▸ **Task description**:
Output the data word for word, dropping every image.

[Items from a figure collection]
_ _ _ _ _ _ _

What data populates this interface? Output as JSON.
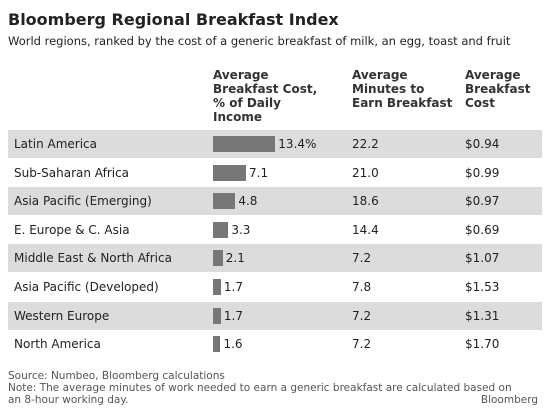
{
  "title": "Bloomberg Regional Breakfast Index",
  "subtitle": "World regions, ranked by the cost of a generic breakfast of milk, an egg, toast and fruit",
  "table": {
    "columns": [
      "Average Breakfast Cost, % of Daily Income",
      "Average Minutes to Earn Breakfast",
      "Average Breakfast Cost"
    ],
    "regions": [
      "Latin America",
      "Sub-Saharan Africa",
      "Asia Pacific (Emerging)",
      "E. Europe & C. Asia",
      "Middle East & North Africa",
      "Asia Pacific (Developed)",
      "Western Europe",
      "North America"
    ],
    "cost_pct": [
      13.4,
      7.1,
      4.8,
      3.3,
      2.1,
      1.7,
      1.7,
      1.6
    ],
    "cost_pct_labels": [
      "13.4%",
      "7.1",
      "4.8",
      "3.3",
      "2.1",
      "1.7",
      "1.7",
      "1.6"
    ],
    "minutes": [
      "22.2",
      "21.0",
      "18.6",
      "14.4",
      "7.2",
      "7.8",
      "7.2",
      "7.2"
    ],
    "cost": [
      "$0.94",
      "$0.99",
      "$0.97",
      "$0.69",
      "$1.07",
      "$1.53",
      "$1.31",
      "$1.70"
    ],
    "bar_color": "#777777",
    "stripe_color": "#dcdcdc"
  },
  "source": "Source: Numbeo, Bloomberg calculations",
  "note": "Note: The average minutes of work needed to earn a generic breakfast are calculated based on an 8-hour working day.",
  "credit": "Bloomberg"
}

_ _ _ _ _ _ _

▸ **Answer for this exercise**:
What data populates this interface? Output as JSON.
{
  "title": "Bloomberg Regional Breakfast Index",
  "subtitle": "World regions, ranked by the cost of a generic breakfast of milk, an egg, toast and fruit",
  "table": {
    "columns": [
      "Average Breakfast Cost, % of Daily Income",
      "Average Minutes to Earn Breakfast",
      "Average Breakfast Cost"
    ],
    "regions": [
      "Latin America",
      "Sub-Saharan Africa",
      "Asia Pacific (Emerging)",
      "E. Europe & C. Asia",
      "Middle East & North Africa",
      "Asia Pacific (Developed)",
      "Western Europe",
      "North America"
    ],
    "cost_pct": [
      13.4,
      7.1,
      4.8,
      3.3,
      2.1,
      1.7,
      1.7,
      1.6
    ],
    "cost_pct_labels": [
      "13.4%",
      "7.1",
      "4.8",
      "3.3",
      "2.1",
      "1.7",
      "1.7",
      "1.6"
    ],
    "minutes": [
      "22.2",
      "21.0",
      "18.6",
      "14.4",
      "7.2",
      "7.8",
      "7.2",
      "7.2"
    ],
    "cost": [
      "$0.94",
      "$0.99",
      "$0.97",
      "$0.69",
      "$1.07",
      "$1.53",
      "$1.31",
      "$1.70"
    ],
    "bar_color": "#777777",
    "stripe_color": "#dcdcdc"
  },
  "source": "Source: Numbeo, Bloomberg calculations",
  "note": "Note: The average minutes of work needed to earn a generic breakfast are calculated based on an 8-hour working day.",
  "credit": "Bloomberg"
}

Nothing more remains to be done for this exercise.